## BEGIN SUPPLIED MATERIAL

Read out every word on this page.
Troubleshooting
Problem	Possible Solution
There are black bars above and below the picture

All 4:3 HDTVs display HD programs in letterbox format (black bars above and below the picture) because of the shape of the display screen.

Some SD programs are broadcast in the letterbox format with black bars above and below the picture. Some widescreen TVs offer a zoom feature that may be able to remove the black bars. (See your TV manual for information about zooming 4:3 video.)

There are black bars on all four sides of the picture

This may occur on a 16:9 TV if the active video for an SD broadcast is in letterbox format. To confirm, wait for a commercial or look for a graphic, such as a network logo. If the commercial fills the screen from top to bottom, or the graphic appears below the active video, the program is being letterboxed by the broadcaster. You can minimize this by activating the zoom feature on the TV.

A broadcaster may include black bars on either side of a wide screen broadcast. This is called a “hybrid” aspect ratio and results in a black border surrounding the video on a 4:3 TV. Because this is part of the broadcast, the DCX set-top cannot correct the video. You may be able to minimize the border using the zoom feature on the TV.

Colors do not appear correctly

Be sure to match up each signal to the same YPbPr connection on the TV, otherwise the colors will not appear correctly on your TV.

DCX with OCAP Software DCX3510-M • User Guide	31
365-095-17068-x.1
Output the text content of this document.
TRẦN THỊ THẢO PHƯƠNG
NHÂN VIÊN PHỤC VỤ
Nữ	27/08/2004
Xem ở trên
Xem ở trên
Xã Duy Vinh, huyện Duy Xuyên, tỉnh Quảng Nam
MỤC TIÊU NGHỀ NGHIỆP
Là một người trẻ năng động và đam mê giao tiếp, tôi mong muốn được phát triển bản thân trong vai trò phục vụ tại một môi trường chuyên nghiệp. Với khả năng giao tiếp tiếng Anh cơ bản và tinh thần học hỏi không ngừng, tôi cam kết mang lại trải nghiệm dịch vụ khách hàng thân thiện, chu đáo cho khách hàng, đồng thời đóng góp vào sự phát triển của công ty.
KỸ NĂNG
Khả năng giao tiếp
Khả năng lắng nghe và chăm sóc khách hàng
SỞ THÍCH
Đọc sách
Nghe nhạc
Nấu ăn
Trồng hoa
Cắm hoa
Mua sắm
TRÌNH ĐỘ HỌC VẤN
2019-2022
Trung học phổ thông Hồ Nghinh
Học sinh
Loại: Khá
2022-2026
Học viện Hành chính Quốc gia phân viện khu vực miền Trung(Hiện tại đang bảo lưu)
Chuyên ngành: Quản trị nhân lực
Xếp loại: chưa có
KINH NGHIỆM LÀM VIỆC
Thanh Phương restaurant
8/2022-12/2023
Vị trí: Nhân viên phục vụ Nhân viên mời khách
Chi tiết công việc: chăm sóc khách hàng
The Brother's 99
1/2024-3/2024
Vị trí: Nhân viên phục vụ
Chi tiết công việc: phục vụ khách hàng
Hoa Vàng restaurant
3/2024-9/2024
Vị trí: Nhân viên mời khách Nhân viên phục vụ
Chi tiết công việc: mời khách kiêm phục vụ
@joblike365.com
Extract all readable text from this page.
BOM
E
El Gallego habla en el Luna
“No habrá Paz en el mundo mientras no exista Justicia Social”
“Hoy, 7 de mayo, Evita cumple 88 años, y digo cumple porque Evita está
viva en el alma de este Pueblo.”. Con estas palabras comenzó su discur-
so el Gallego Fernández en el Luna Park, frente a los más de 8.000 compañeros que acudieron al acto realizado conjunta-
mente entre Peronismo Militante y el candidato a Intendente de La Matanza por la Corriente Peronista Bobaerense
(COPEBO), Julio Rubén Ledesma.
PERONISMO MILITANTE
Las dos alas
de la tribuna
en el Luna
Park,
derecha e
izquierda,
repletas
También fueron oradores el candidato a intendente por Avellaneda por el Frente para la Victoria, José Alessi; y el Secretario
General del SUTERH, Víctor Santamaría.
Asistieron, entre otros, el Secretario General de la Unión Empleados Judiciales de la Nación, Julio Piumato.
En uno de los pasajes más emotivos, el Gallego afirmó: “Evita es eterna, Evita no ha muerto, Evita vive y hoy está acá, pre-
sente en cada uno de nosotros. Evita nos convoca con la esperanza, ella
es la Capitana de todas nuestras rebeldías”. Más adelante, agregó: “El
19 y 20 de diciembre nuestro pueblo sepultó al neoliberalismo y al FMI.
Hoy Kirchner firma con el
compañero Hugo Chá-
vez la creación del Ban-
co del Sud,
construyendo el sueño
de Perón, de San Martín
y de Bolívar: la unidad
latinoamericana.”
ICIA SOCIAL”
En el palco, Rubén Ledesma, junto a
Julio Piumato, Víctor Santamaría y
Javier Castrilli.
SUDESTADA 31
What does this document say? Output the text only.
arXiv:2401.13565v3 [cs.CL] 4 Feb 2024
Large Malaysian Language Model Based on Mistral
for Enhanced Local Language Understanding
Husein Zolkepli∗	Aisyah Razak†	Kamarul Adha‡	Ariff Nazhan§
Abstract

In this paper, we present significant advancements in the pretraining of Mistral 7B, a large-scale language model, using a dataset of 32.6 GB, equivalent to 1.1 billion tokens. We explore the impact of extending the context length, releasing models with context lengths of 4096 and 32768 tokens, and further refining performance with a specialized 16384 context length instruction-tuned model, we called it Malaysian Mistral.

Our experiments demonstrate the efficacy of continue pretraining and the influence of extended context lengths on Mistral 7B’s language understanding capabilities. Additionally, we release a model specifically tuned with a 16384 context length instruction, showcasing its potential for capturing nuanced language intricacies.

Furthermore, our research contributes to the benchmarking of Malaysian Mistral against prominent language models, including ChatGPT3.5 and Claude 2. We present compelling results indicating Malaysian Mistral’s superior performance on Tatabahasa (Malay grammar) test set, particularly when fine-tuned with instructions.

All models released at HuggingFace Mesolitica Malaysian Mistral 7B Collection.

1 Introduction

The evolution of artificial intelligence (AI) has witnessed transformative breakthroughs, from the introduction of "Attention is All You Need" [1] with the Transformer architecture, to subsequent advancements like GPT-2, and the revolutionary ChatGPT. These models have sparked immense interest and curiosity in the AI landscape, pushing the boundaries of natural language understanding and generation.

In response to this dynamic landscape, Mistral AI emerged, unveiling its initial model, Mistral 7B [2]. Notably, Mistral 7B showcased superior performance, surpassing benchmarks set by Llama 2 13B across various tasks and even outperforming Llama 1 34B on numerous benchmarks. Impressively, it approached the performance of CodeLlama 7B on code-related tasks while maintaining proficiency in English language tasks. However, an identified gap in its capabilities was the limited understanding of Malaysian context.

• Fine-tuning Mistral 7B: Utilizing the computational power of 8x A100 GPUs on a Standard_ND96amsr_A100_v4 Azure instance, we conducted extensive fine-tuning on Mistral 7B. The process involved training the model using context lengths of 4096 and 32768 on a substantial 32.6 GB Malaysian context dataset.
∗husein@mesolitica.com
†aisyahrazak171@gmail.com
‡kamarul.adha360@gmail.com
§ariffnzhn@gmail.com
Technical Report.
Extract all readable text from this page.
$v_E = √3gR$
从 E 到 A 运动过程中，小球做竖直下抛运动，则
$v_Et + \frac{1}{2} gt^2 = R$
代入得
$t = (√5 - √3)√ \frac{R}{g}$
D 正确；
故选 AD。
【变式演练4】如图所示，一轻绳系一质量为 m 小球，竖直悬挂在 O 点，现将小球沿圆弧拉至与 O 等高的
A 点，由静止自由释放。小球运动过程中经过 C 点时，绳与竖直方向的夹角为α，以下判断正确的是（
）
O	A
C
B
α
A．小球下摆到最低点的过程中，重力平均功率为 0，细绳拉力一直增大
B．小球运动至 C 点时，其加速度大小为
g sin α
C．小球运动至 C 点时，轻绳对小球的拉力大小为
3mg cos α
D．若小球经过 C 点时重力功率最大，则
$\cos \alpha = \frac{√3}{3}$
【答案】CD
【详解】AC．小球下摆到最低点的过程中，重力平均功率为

## END SUPPLIED MATERIAL

• [WRITTEN INSTRUCTION] Send back each record exactly as it stands.

• [THE OUTPUT]
Read out every word on this page.
Troubleshooting
Problem	Possible Solution
There are black bars above and below the picture

All 4:3 HDTVs display HD programs in letterbox format (black bars above and below the picture) because of the shape of the display screen.

Some SD programs are broadcast in the letterbox format with black bars above and below the picture. Some widescreen TVs offer a zoom feature that may be able to remove the black bars. (See your TV manual for information about zooming 4:3 video.)

There are black bars on all four sides of the picture

This may occur on a 16:9 TV if the active video for an SD broadcast is in letterbox format. To confirm, wait for a commercial or look for a graphic, such as a network logo. If the commercial fills the screen from top to bottom, or the graphic appears below the active video, the program is being letterboxed by the broadcaster. You can minimize this by activating the zoom feature on the TV.

A broadcaster may include black bars on either side of a wide screen broadcast. This is called a “hybrid” aspect ratio and results in a black border surrounding the video on a 4:3 TV. Because this is part of the broadcast, the DCX set-top cannot correct the video. You may be able to minimize the border using the zoom feature on the TV.

Colors do not appear correctly

Be sure to match up each signal to the same YPbPr connection on the TV, otherwise the colors will not appear correctly on your TV.

DCX with OCAP Software DCX3510-M • User Guide	31
365-095-17068-x.1
Output the text content of this document.
TRẦN THỊ THẢO PHƯƠNG
NHÂN VIÊN PHỤC VỤ
Nữ	27/08/2004
Xem ở trên
Xem ở trên
Xã Duy Vinh, huyện Duy Xuyên, tỉnh Quảng Nam
MỤC TIÊU NGHỀ NGHIỆP
Là một người trẻ năng động và đam mê giao tiếp, tôi mong muốn được phát triển bản thân trong vai trò phục vụ tại một môi trường chuyên nghiệp. Với khả năng giao tiếp tiếng Anh cơ bản và tinh thần học hỏi không ngừng, tôi cam kết mang lại trải nghiệm dịch vụ khách hàng thân thiện, chu đáo cho khách hàng, đồng thời đóng góp vào sự phát triển của công ty.
KỸ NĂNG
Khả năng giao tiếp
Khả năng lắng nghe và chăm sóc khách hàng
SỞ THÍCH
Đọc sách
Nghe nhạc
Nấu ăn
Trồng hoa
Cắm hoa
Mua sắm
TRÌNH ĐỘ HỌC VẤN
2019-2022
Trung học phổ thông Hồ Nghinh
Học sinh
Loại: Khá
2022-2026
Học viện Hành chính Quốc gia phân viện khu vực miền Trung(Hiện tại đang bảo lưu)
Chuyên ngành: Quản trị nhân lực
Xếp loại: chưa có
KINH NGHIỆM LÀM VIỆC
Thanh Phương restaurant
8/2022-12/2023
Vị trí: Nhân viên phục vụ Nhân viên mời khách
Chi tiết công việc: chăm sóc khách hàng
The Brother's 99
1/2024-3/2024
Vị trí: Nhân viên phục vụ
Chi tiết công việc: phục vụ khách hàng
Hoa Vàng restaurant
3/2024-9/2024
Vị trí: Nhân viên mời khách Nhân viên phục vụ
Chi tiết công việc: mời khách kiêm phục vụ
@joblike365.com
Extract all readable text from this page.
BOM
E
El Gallego habla en el Luna
“No habrá Paz en el mundo mientras no exista Justicia Social”
“Hoy, 7 de mayo, Evita cumple 88 años, y digo cumple porque Evita está
viva en el alma de este Pueblo.”. Con estas palabras comenzó su discur-
so el Gallego Fernández en el Luna Park, frente a los más de 8.000 compañeros que acudieron al acto realizado conjunta-
mente entre Peronismo Militante y el candidato a Intendente de La Matanza por la Corriente Peronista Bobaerense
(COPEBO), Julio Rubén Ledesma.
PERONISMO MILITANTE
Las dos alas
de la tribuna
en el Luna
Park,
derecha e
izquierda,
repletas
También fueron oradores el candidato a intendente por Avellaneda por el Frente para la Victoria, José Alessi; y el Secretario
General del SUTERH, Víctor Santamaría.
Asistieron, entre otros, el Secretario General de la Unión Empleados Judiciales de la Nación, Julio Piumato.
En uno de los pasajes más emotivos, el Gallego afirmó: “Evita es eterna, Evita no ha muerto, Evita vive y hoy está acá, pre-
sente en cada uno de nosotros. Evita nos convoca con la esperanza, ella
es la Capitana de todas nuestras rebeldías”. Más adelante, agregó: “El
19 y 20 de diciembre nuestro pueblo sepultó al neoliberalismo y al FMI.
Hoy Kirchner firma con el
compañero Hugo Chá-
vez la creación del Ban-
co del Sud,
construyendo el sueño
de Perón, de San Martín
y de Bolívar: la unidad
latinoamericana.”
ICIA SOCIAL”
En el palco, Rubén Ledesma, junto a
Julio Piumato, Víctor Santamaría y
Javier Castrilli.
SUDESTADA 31
What does this document say? Output the text only.
arXiv:2401.13565v3 [cs.CL] 4 Feb 2024
Large Malaysian Language Model Based on Mistral
for Enhanced Local Language Understanding
Husein Zolkepli∗	Aisyah Razak†	Kamarul Adha‡	Ariff Nazhan§
Abstract

In this paper, we present significant advancements in the pretraining of Mistral 7B, a large-scale language model, using a dataset of 32.6 GB, equivalent to 1.1 billion tokens. We explore the impact of extending the context length, releasing models with context lengths of 4096 and 32768 tokens, and further refining performance with a specialized 16384 context length instruction-tuned model, we called it Malaysian Mistral.

Our experiments demonstrate the efficacy of continue pretraining and the influence of extended context lengths on Mistral 7B’s language understanding capabilities. Additionally, we release a model specifically tuned with a 16384 context length instruction, showcasing its potential for capturing nuanced language intricacies.

Furthermore, our research contributes to the benchmarking of Malaysian Mistral against prominent language models, including ChatGPT3.5 and Claude 2. We present compelling results indicating Malaysian Mistral’s superior performance on Tatabahasa (Malay grammar) test set, particularly when fine-tuned with instructions.

All models released at HuggingFace Mesolitica Malaysian Mistral 7B Collection.

1 Introduction

The evolution of artificial intelligence (AI) has witnessed transformative breakthroughs, from the introduction of "Attention is All You Need" [1] with the Transformer architecture, to subsequent advancements like GPT-2, and the revolutionary ChatGPT. These models have sparked immense interest and curiosity in the AI landscape, pushing the boundaries of natural language understanding and generation.

In response to this dynamic landscape, Mistral AI emerged, unveiling its initial model, Mistral 7B [2]. Notably, Mistral 7B showcased superior performance, surpassing benchmarks set by Llama 2 13B across various tasks and even outperforming Llama 1 34B on numerous benchmarks. Impressively, it approached the performance of CodeLlama 7B on code-related tasks while maintaining proficiency in English language tasks. However, an identified gap in its capabilities was the limited understanding of Malaysian context.

• Fine-tuning Mistral 7B: Utilizing the computational power of 8x A100 GPUs on a Standard_ND96amsr_A100_v4 Azure instance, we conducted extensive fine-tuning on Mistral 7B. The process involved training the model using context lengths of 4096 and 32768 on a substantial 32.6 GB Malaysian context dataset.
∗husein@mesolitica.com
†aisyahrazak171@gmail.com
‡kamarul.adha360@gmail.com
§ariffnzhn@gmail.com
Technical Report.
Extract all readable text from this page.
$v_E = √3gR$
从 E 到 A 运动过程中，小球做竖直下抛运动，则
$v_Et + \frac{1}{2} gt^2 = R$
代入得
$t = (√5 - √3)√ \frac{R}{g}$
D 正确；
故选 AD。
【变式演练4】如图所示，一轻绳系一质量为 m 小球，竖直悬挂在 O 点，现将小球沿圆弧拉至与 O 等高的
A 点，由静止自由释放。小球运动过程中经过 C 点时，绳与竖直方向的夹角为α，以下判断正确的是（
）
O	A
C
B
α
A．小球下摆到最低点的过程中，重力平均功率为 0，细绳拉力一直增大
B．小球运动至 C 点时，其加速度大小为
g sin α
C．小球运动至 C 点时，轻绳对小球的拉力大小为
3mg cos α
D．若小球经过 C 点时重力功率最大，则
$\cos \alpha = \frac{√3}{3}$
【答案】CD
【详解】AC．小球下摆到最低点的过程中，重力平均功率为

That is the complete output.